### Work to be completed
All of the records below must be output exactly, with no pictures carried over.

[Dataset excerpts]
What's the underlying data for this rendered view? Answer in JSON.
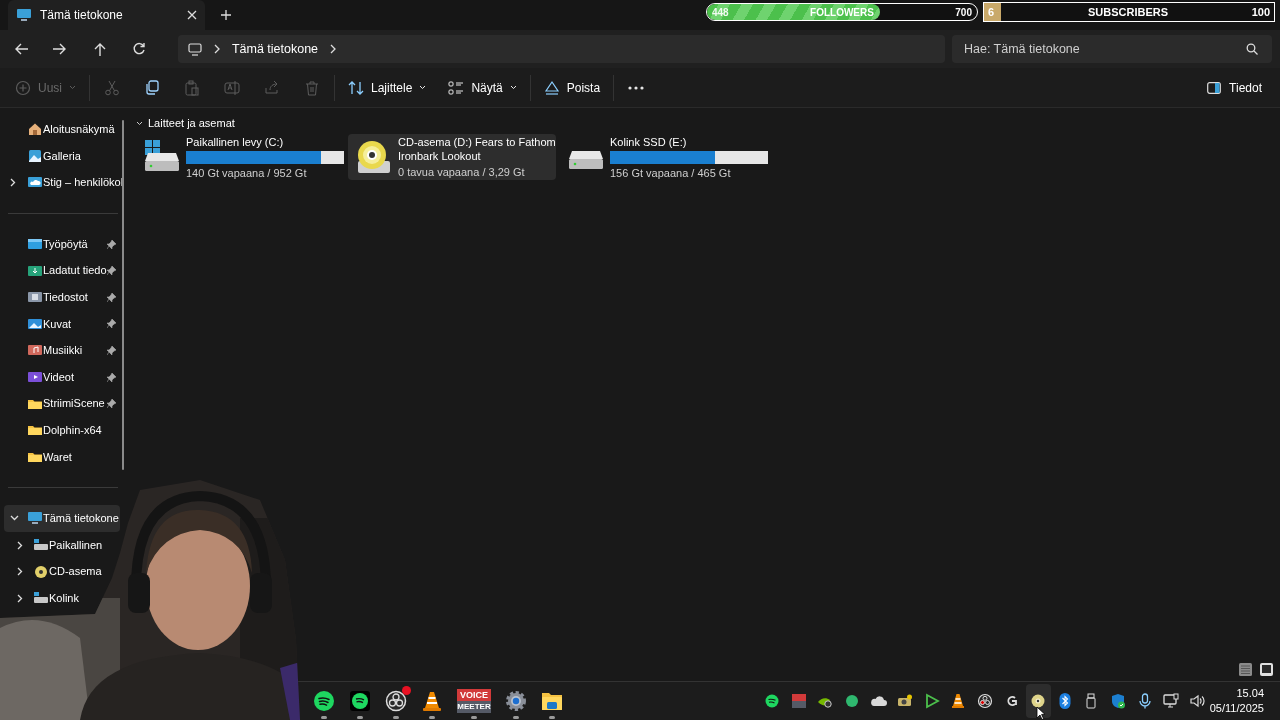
{
  "tabs": [
    {
      "title": "Tämä tietokone",
      "selected": true
    }
  ],
  "stream_overlay": {
    "followers": {
      "current": "448",
      "label": "FOLLOWERS",
      "goal": "700",
      "level": 0.64
    },
    "subscribers": {
      "current": "6",
      "label": "SUBSCRIBERS",
      "goal": "100",
      "level": 0.06
    }
  },
  "address_bar": {
    "segments": [
      "Tämä tietokone"
    ]
  },
  "search": {
    "placeholder": "Hae: Tämä tietokone"
  },
  "toolbar": {
    "groups": [
      [
        {
          "kind": "new",
          "label": "Uusi",
          "dropdown": true,
          "disabled": true
        }
      ],
      [
        {
          "kind": "cut",
          "dropdown": false,
          "disabled": true
        },
        {
          "kind": "copy",
          "dropdown": false,
          "disabled": false
        },
        {
          "kind": "paste",
          "dropdown": false,
          "disabled": true
        },
        {
          "kind": "rename",
          "dropdown": false,
          "disabled": true
        },
        {
          "kind": "share",
          "dropdown": false,
          "disabled": true
        },
        {
          "kind": "delete",
          "dropdown": false,
          "disabled": true
        }
      ],
      [
        {
          "kind": "sort",
          "label": "Lajittele",
          "dropdown": true,
          "disabled": false
        },
        {
          "kind": "view",
          "label": "Näytä",
          "dropdown": true,
          "disabled": false
        }
      ],
      [
        {
          "kind": "eject",
          "label": "Poista",
          "dropdown": false,
          "disabled": false
        }
      ],
      [
        {
          "kind": "more",
          "dropdown": false,
          "disabled": false
        }
      ]
    ]
  },
  "details_button": {
    "label": "Tiedot"
  },
  "sidebar": {
    "sections": [
      [
        {
          "label": "Aloitusnäkymä",
          "kind": "home",
          "selected": false
        },
        {
          "label": "Galleria",
          "kind": "gallery",
          "selected": false
        },
        {
          "label": "Stig – henkilökol",
          "kind": "cloud",
          "selected": false,
          "expanded": false
        }
      ],
      [
        {
          "label": "Työpöytä",
          "kind": "desktop",
          "pinned": true,
          "selected": false
        },
        {
          "label": "Ladatut tiedo",
          "kind": "downloads",
          "pinned": true,
          "selected": false
        },
        {
          "label": "Tiedostot",
          "kind": "documents",
          "pinned": true,
          "selected": false
        },
        {
          "label": "Kuvat",
          "kind": "pictures",
          "pinned": true,
          "selected": false
        },
        {
          "label": "Musiikki",
          "kind": "music",
          "pinned": true,
          "selected": false
        },
        {
          "label": "Videot",
          "kind": "videos",
          "pinned": true,
          "selected": false
        },
        {
          "label": "StriimiScene",
          "kind": "folder",
          "pinned": true,
          "selected": false
        },
        {
          "label": "Dolphin-x64",
          "kind": "folder",
          "pinned": false,
          "selected": false
        },
        {
          "label": "Waret",
          "kind": "folder",
          "pinned": false,
          "selected": false
        }
      ],
      [
        {
          "label": "Tämä tietokone",
          "kind": "pc",
          "selected": true,
          "expanded": true,
          "children": [
            {
              "label": "Paikallinen",
              "kind": "drive",
              "selected": false,
              "expanded": false
            },
            {
              "label": "CD-asema",
              "kind": "cd",
              "selected": false,
              "expanded": false
            },
            {
              "label": "Kolink",
              "kind": "drive",
              "selected": false,
              "expanded": false
            }
          ]
        }
      ]
    ]
  },
  "drives_section": {
    "title": "Laitteet ja asemat",
    "expanded": true,
    "drives": [
      {
        "kind": "system",
        "name": "Paikallinen levy (C:)",
        "free": "140 Gt vapaana / 952 Gt",
        "level": 0.853,
        "selected": false
      },
      {
        "kind": "cd",
        "name": "CD-asema (D:) Fears to Fathom Ironbark Lookout",
        "free": "0 tavua vapaana / 3,29 Gt",
        "selected": true
      },
      {
        "kind": "drive",
        "name": "Kolink SSD (E:)",
        "free": "156 Gt vapaana / 465 Gt",
        "level": 0.665,
        "selected": false
      }
    ]
  },
  "view_buttons": [
    {
      "kind": "details",
      "selected": false
    },
    {
      "kind": "tiles",
      "selected": true
    }
  ],
  "taskbar": {
    "apps": [
      {
        "kind": "spotify",
        "running": true,
        "badge": false
      },
      {
        "kind": "spotify-square",
        "running": true,
        "badge": false
      },
      {
        "kind": "obs",
        "running": true,
        "badge": true
      },
      {
        "kind": "vlc",
        "running": true,
        "badge": false
      },
      {
        "kind": "voicemeeter",
        "label_top": "VOICE",
        "label_bottom": "MEETER",
        "running": true,
        "badge": false
      },
      {
        "kind": "settings",
        "running": true,
        "badge": false
      },
      {
        "kind": "explorer",
        "running": true,
        "badge": false
      }
    ],
    "tray": [
      {
        "kind": "spotify",
        "hovered": false
      },
      {
        "kind": "voicemeeter",
        "hovered": false
      },
      {
        "kind": "nvidia",
        "hovered": false
      },
      {
        "kind": "circle",
        "hovered": false
      },
      {
        "kind": "cloud",
        "hovered": false
      },
      {
        "kind": "camera",
        "hovered": false
      },
      {
        "kind": "play",
        "hovered": false
      },
      {
        "kind": "vlc",
        "hovered": false
      },
      {
        "kind": "obs",
        "hovered": false
      },
      {
        "kind": "g",
        "hovered": false
      },
      {
        "kind": "cd",
        "hovered": true
      },
      {
        "kind": "bluetooth",
        "hovered": false
      },
      {
        "kind": "usb",
        "hovered": false
      },
      {
        "kind": "shield",
        "hovered": false
      },
      {
        "kind": "mic",
        "hovered": false
      },
      {
        "kind": "display",
        "hovered": false
      },
      {
        "kind": "volume",
        "hovered": false
      }
    ],
    "clock": {
      "time": "15.04",
      "date": "05/11/2025"
    }
  }
}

### Full output
What's the underlying data for this rendered view? Answer in JSON.
{
  "tabs": [
    {
      "title": "Tämä tietokone",
      "selected": true
    }
  ],
  "stream_overlay": {
    "followers": {
      "current": "448",
      "label": "FOLLOWERS",
      "goal": "700",
      "level": 0.64
    },
    "subscribers": {
      "current": "6",
      "label": "SUBSCRIBERS",
      "goal": "100",
      "level": 0.06
    }
  },
  "address_bar": {
    "segments": [
      "Tämä tietokone"
    ]
  },
  "search": {
    "placeholder": "Hae: Tämä tietokone"
  },
  "toolbar": {
    "groups": [
      [
        {
          "kind": "new",
          "label": "Uusi",
          "dropdown": true,
          "disabled": true
        }
      ],
      [
        {
          "kind": "cut",
          "dropdown": false,
          "disabled": true
        },
        {
          "kind": "copy",
          "dropdown": false,
          "disabled": false
        },
        {
          "kind": "paste",
          "dropdown": false,
          "disabled": true
        },
        {
          "kind": "rename",
          "dropdown": false,
          "disabled": true
        },
        {
          "kind": "share",
          "dropdown": false,
          "disabled": true
        },
        {
          "kind": "delete",
          "dropdown": false,
          "disabled": true
        }
      ],
      [
        {
          "kind": "sort",
          "label": "Lajittele",
          "dropdown": true,
          "disabled": false
        },
        {
          "kind": "view",
          "label": "Näytä",
          "dropdown": true,
          "disabled": false
        }
      ],
      [
        {
          "kind": "eject",
          "label": "Poista",
          "dropdown": false,
          "disabled": false
        }
      ],
      [
        {
          "kind": "more",
          "dropdown": false,
          "disabled": false
        }
      ]
    ]
  },
  "details_button": {
    "label": "Tiedot"
  },
  "sidebar": {
    "sections": [
      [
        {
          "label": "Aloitusnäkymä",
          "kind": "home",
          "selected": false
        },
        {
          "label": "Galleria",
          "kind": "gallery",
          "selected": false
        },
        {
          "label": "Stig – henkilökol",
          "kind": "cloud",
          "selected": false,
          "expanded": false
        }
      ],
      [
        {
          "label": "Työpöytä",
          "kind": "desktop",
          "pinned": true,
          "selected": false
        },
        {
          "label": "Ladatut tiedo",
          "kind": "downloads",
          "pinned": true,
          "selected": false
        },
        {
          "label": "Tiedostot",
          "kind": "documents",
          "pinned": true,
          "selected": false
        },
        {
          "label": "Kuvat",
          "kind": "pictures",
          "pinned": true,
          "selected": false
        },
        {
          "label": "Musiikki",
          "kind": "music",
          "pinned": true,
          "selected": false
        },
        {
          "label": "Videot",
          "kind": "videos",
          "pinned": true,
          "selected": false
        },
        {
          "label": "StriimiScene",
          "kind": "folder",
          "pinned": true,
          "selected": false
        },
        {
          "label": "Dolphin-x64",
          "kind": "folder",
          "pinned": false,
          "selected": false
        },
        {
          "label": "Waret",
          "kind": "folder",
          "pinned": false,
          "selected": false
        }
      ],
      [
        {
          "label": "Tämä tietokone",
          "kind": "pc",
          "selected": true,
          "expanded": true,
          "children": [
            {
              "label": "Paikallinen",
              "kind": "drive",
              "selected": false,
              "expanded": false
            },
            {
              "label": "CD-asema",
              "kind": "cd",
              "selected": false,
              "expanded": false
            },
            {
              "label": "Kolink",
              "kind": "drive",
              "selected": false,
              "expanded": false
            }
          ]
        }
      ]
    ]
  },
  "drives_section": {
    "title": "Laitteet ja asemat",
    "expanded": true,
    "drives": [
      {
        "kind": "system",
        "name": "Paikallinen levy (C:)",
        "free": "140 Gt vapaana / 952 Gt",
        "level": 0.853,
        "selected": false
      },
      {
        "kind": "cd",
        "name": "CD-asema (D:) Fears to Fathom Ironbark Lookout",
        "free": "0 tavua vapaana / 3,29 Gt",
        "selected": true
      },
      {
        "kind": "drive",
        "name": "Kolink SSD (E:)",
        "free": "156 Gt vapaana / 465 Gt",
        "level": 0.665,
        "selected": false
      }
    ]
  },
  "view_buttons": [
    {
      "kind": "details",
      "selected": false
    },
    {
      "kind": "tiles",
      "selected": true
    }
  ],
  "taskbar": {
    "apps": [
      {
        "kind": "spotify",
        "running": true,
        "badge": false
      },
      {
        "kind": "spotify-square",
        "running": true,
        "badge": false
      },
      {
        "kind": "obs",
        "running": true,
        "badge": true
      },
      {
        "kind": "vlc",
        "running": true,
        "badge": false
      },
      {
        "kind": "voicemeeter",
        "label_top": "VOICE",
        "label_bottom": "MEETER",
        "running": true,
        "badge": false
      },
      {
        "kind": "settings",
        "running": true,
        "badge": false
      },
      {
        "kind": "explorer",
        "running": true,
        "badge": false
      }
    ],
    "tray": [
      {
        "kind": "spotify",
        "hovered": false
      },
      {
        "kind": "voicemeeter",
        "hovered": false
      },
      {
        "kind": "nvidia",
        "hovered": false
      },
      {
        "kind": "circle",
        "hovered": false
      },
      {
        "kind": "cloud",
        "hovered": false
      },
      {
        "kind": "camera",
        "hovered": false
      },
      {
        "kind": "play",
        "hovered": false
      },
      {
        "kind": "vlc",
        "hovered": false
      },
      {
        "kind": "obs",
        "hovered": false
      },
      {
        "kind": "g",
        "hovered": false
      },
      {
        "kind": "cd",
        "hovered": true
      },
      {
        "kind": "bluetooth",
        "hovered": false
      },
      {
        "kind": "usb",
        "hovered": false
      },
      {
        "kind": "shield",
        "hovered": false
      },
      {
        "kind": "mic",
        "hovered": false
      },
      {
        "kind": "display",
        "hovered": false
      },
      {
        "kind": "volume",
        "hovered": false
      }
    ],
    "clock": {
      "time": "15.04",
      "date": "05/11/2025"
    }
  }
}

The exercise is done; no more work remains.